▸ **Exercise instructions**: Return each line of the data below exactly, omitting any pictures.

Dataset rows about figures

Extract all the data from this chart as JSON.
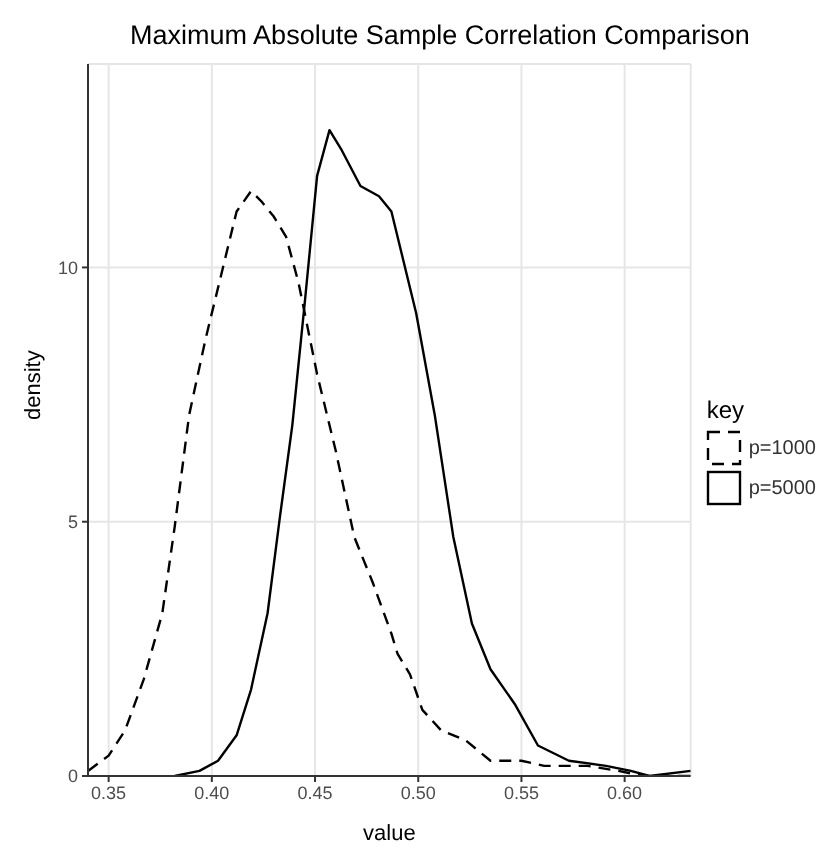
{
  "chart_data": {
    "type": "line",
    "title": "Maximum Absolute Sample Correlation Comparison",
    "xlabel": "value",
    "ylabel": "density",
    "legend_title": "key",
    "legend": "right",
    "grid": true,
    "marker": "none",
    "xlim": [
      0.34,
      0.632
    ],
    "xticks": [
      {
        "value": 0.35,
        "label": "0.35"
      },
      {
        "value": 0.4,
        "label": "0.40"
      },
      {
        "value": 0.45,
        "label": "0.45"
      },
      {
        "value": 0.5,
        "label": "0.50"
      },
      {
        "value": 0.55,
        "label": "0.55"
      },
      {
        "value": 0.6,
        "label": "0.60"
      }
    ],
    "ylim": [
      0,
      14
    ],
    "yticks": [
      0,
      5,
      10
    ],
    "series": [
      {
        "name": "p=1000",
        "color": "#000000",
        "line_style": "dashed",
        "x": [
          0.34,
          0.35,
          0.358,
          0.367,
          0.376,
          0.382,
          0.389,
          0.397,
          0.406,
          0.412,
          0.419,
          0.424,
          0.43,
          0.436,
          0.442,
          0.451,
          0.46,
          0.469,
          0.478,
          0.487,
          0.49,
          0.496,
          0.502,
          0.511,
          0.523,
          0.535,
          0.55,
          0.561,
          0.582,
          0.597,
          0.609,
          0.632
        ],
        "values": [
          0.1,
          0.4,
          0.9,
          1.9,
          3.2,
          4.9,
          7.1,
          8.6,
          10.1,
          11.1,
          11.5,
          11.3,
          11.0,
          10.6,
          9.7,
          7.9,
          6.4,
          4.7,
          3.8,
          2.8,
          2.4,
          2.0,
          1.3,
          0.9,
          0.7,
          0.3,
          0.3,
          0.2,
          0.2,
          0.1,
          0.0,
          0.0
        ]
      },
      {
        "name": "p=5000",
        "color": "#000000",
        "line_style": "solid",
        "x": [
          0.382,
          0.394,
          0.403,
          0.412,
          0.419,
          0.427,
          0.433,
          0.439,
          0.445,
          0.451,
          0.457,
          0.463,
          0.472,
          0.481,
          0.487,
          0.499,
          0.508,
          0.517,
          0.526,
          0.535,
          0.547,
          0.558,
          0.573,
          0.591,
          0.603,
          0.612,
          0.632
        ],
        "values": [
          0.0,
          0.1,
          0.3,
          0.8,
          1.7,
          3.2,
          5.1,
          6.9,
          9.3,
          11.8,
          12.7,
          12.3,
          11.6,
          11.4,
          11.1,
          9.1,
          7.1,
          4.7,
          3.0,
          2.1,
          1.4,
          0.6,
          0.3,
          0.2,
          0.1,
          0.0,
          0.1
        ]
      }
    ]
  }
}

▸ **Solved exercise**:
Extract all the data from this chart as JSON.
{
  "chart_data": {
    "type": "line",
    "title": "Maximum Absolute Sample Correlation Comparison",
    "xlabel": "value",
    "ylabel": "density",
    "legend_title": "key",
    "legend": "right",
    "grid": true,
    "marker": "none",
    "xlim": [
      0.34,
      0.632
    ],
    "xticks": [
      {
        "value": 0.35,
        "label": "0.35"
      },
      {
        "value": 0.4,
        "label": "0.40"
      },
      {
        "value": 0.45,
        "label": "0.45"
      },
      {
        "value": 0.5,
        "label": "0.50"
      },
      {
        "value": 0.55,
        "label": "0.55"
      },
      {
        "value": 0.6,
        "label": "0.60"
      }
    ],
    "ylim": [
      0,
      14
    ],
    "yticks": [
      0,
      5,
      10
    ],
    "series": [
      {
        "name": "p=1000",
        "color": "#000000",
        "line_style": "dashed",
        "x": [
          0.34,
          0.35,
          0.358,
          0.367,
          0.376,
          0.382,
          0.389,
          0.397,
          0.406,
          0.412,
          0.419,
          0.424,
          0.43,
          0.436,
          0.442,
          0.451,
          0.46,
          0.469,
          0.478,
          0.487,
          0.49,
          0.496,
          0.502,
          0.511,
          0.523,
          0.535,
          0.55,
          0.561,
          0.582,
          0.597,
          0.609,
          0.632
        ],
        "values": [
          0.1,
          0.4,
          0.9,
          1.9,
          3.2,
          4.9,
          7.1,
          8.6,
          10.1,
          11.1,
          11.5,
          11.3,
          11.0,
          10.6,
          9.7,
          7.9,
          6.4,
          4.7,
          3.8,
          2.8,
          2.4,
          2.0,
          1.3,
          0.9,
          0.7,
          0.3,
          0.3,
          0.2,
          0.2,
          0.1,
          0.0,
          0.0
        ]
      },
      {
        "name": "p=5000",
        "color": "#000000",
        "line_style": "solid",
        "x": [
          0.382,
          0.394,
          0.403,
          0.412,
          0.419,
          0.427,
          0.433,
          0.439,
          0.445,
          0.451,
          0.457,
          0.463,
          0.472,
          0.481,
          0.487,
          0.499,
          0.508,
          0.517,
          0.526,
          0.535,
          0.547,
          0.558,
          0.573,
          0.591,
          0.603,
          0.612,
          0.632
        ],
        "values": [
          0.0,
          0.1,
          0.3,
          0.8,
          1.7,
          3.2,
          5.1,
          6.9,
          9.3,
          11.8,
          12.7,
          12.3,
          11.6,
          11.4,
          11.1,
          9.1,
          7.1,
          4.7,
          3.0,
          2.1,
          1.4,
          0.6,
          0.3,
          0.2,
          0.1,
          0.0,
          0.1
        ]
      }
    ]
  }
}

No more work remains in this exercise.